**Exercise objective:** Your task is to copy every record exactly.
**** Exercise materials ****
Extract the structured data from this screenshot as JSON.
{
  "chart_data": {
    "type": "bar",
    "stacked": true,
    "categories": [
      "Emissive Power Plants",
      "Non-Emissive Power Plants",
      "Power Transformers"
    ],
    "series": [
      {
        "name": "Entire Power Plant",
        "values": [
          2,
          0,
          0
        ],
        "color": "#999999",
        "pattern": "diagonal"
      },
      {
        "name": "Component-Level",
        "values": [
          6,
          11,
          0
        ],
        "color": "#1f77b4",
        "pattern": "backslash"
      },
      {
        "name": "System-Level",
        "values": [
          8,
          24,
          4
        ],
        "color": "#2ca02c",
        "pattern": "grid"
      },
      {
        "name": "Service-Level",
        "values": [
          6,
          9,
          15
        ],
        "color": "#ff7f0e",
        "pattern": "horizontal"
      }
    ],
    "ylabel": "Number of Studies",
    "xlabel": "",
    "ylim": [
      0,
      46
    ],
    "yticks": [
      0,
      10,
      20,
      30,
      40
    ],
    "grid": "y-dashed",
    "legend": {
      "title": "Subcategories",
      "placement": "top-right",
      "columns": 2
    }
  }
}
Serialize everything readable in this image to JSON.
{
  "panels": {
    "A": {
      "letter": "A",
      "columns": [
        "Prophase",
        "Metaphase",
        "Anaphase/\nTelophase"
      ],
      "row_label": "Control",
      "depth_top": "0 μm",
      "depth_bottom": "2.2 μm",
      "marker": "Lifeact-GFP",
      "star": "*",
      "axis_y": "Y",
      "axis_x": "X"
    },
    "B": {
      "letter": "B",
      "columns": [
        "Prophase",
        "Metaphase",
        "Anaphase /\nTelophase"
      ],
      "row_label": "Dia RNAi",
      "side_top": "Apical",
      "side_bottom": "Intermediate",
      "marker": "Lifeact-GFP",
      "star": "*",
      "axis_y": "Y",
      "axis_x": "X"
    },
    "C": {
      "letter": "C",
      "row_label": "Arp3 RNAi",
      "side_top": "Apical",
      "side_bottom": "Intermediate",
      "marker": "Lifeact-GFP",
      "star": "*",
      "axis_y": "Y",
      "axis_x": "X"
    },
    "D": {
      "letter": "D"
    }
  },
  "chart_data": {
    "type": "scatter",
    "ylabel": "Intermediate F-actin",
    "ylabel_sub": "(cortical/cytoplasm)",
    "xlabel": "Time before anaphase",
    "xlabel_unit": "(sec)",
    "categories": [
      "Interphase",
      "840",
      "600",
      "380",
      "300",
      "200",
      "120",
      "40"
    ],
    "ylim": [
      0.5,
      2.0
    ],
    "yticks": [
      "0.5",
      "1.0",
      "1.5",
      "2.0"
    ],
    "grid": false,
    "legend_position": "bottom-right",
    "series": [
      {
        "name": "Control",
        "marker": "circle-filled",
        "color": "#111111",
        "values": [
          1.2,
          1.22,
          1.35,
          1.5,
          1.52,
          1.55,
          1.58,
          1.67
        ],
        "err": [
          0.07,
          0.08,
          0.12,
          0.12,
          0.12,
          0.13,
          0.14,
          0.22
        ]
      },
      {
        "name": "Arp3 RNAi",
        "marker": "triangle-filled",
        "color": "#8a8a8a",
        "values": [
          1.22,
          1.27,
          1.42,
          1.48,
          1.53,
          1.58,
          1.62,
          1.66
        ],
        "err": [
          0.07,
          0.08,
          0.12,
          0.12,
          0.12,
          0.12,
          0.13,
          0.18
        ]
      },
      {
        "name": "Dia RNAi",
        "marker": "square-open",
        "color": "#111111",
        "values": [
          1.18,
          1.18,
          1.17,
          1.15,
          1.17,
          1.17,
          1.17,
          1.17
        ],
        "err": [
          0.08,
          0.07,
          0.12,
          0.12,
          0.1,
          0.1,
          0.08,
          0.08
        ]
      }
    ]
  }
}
****
**Solution to the exercise:**
Extract the structured data from this screenshot as JSON.
{
  "chart_data": {
    "type": "bar",
    "stacked": true,
    "categories": [
      "Emissive Power Plants",
      "Non-Emissive Power Plants",
      "Power Transformers"
    ],
    "series": [
      {
        "name": "Entire Power Plant",
        "values": [
          2,
          0,
          0
        ],
        "color": "#999999",
        "pattern": "diagonal"
      },
      {
        "name": "Component-Level",
        "values": [
          6,
          11,
          0
        ],
        "color": "#1f77b4",
        "pattern": "backslash"
      },
      {
        "name": "System-Level",
        "values": [
          8,
          24,
          4
        ],
        "color": "#2ca02c",
        "pattern": "grid"
      },
      {
        "name": "Service-Level",
        "values": [
          6,
          9,
          15
        ],
        "color": "#ff7f0e",
        "pattern": "horizontal"
      }
    ],
    "ylabel": "Number of Studies",
    "xlabel": "",
    "ylim": [
      0,
      46
    ],
    "yticks": [
      0,
      10,
      20,
      30,
      40
    ],
    "grid": "y-dashed",
    "legend": {
      "title": "Subcategories",
      "placement": "top-right",
      "columns": 2
    }
  }
}
Serialize everything readable in this image to JSON.
{
  "panels": {
    "A": {
      "letter": "A",
      "columns": [
        "Prophase",
        "Metaphase",
        "Anaphase/\nTelophase"
      ],
      "row_label": "Control",
      "depth_top": "0 μm",
      "depth_bottom": "2.2 μm",
      "marker": "Lifeact-GFP",
      "star": "*",
      "axis_y": "Y",
      "axis_x": "X"
    },
    "B": {
      "letter": "B",
      "columns": [
        "Prophase",
        "Metaphase",
        "Anaphase /\nTelophase"
      ],
      "row_label": "Dia RNAi",
      "side_top": "Apical",
      "side_bottom": "Intermediate",
      "marker": "Lifeact-GFP",
      "star": "*",
      "axis_y": "Y",
      "axis_x": "X"
    },
    "C": {
      "letter": "C",
      "row_label": "Arp3 RNAi",
      "side_top": "Apical",
      "side_bottom": "Intermediate",
      "marker": "Lifeact-GFP",
      "star": "*",
      "axis_y": "Y",
      "axis_x": "X"
    },
    "D": {
      "letter": "D"
    }
  },
  "chart_data": {
    "type": "scatter",
    "ylabel": "Intermediate F-actin",
    "ylabel_sub": "(cortical/cytoplasm)",
    "xlabel": "Time before anaphase",
    "xlabel_unit": "(sec)",
    "categories": [
      "Interphase",
      "840",
      "600",
      "380",
      "300",
      "200",
      "120",
      "40"
    ],
    "ylim": [
      0.5,
      2.0
    ],
    "yticks": [
      "0.5",
      "1.0",
      "1.5",
      "2.0"
    ],
    "grid": false,
    "legend_position": "bottom-right",
    "series": [
      {
        "name": "Control",
        "marker": "circle-filled",
        "color": "#111111",
        "values": [
          1.2,
          1.22,
          1.35,
          1.5,
          1.52,
          1.55,
          1.58,
          1.67
        ],
        "err": [
          0.07,
          0.08,
          0.12,
          0.12,
          0.12,
          0.13,
          0.14,
          0.22
        ]
      },
      {
        "name": "Arp3 RNAi",
        "marker": "triangle-filled",
        "color": "#8a8a8a",
        "values": [
          1.22,
          1.27,
          1.42,
          1.48,
          1.53,
          1.58,
          1.62,
          1.66
        ],
        "err": [
          0.07,
          0.08,
          0.12,
          0.12,
          0.12,
          0.12,
          0.13,
          0.18
        ]
      },
      {
        "name": "Dia RNAi",
        "marker": "square-open",
        "color": "#111111",
        "values": [
          1.18,
          1.18,
          1.17,
          1.15,
          1.17,
          1.17,
          1.17,
          1.17
        ],
        "err": [
          0.08,
          0.07,
          0.12,
          0.12,
          0.1,
          0.1,
          0.08,
          0.08
        ]
      }
    ]
  }
}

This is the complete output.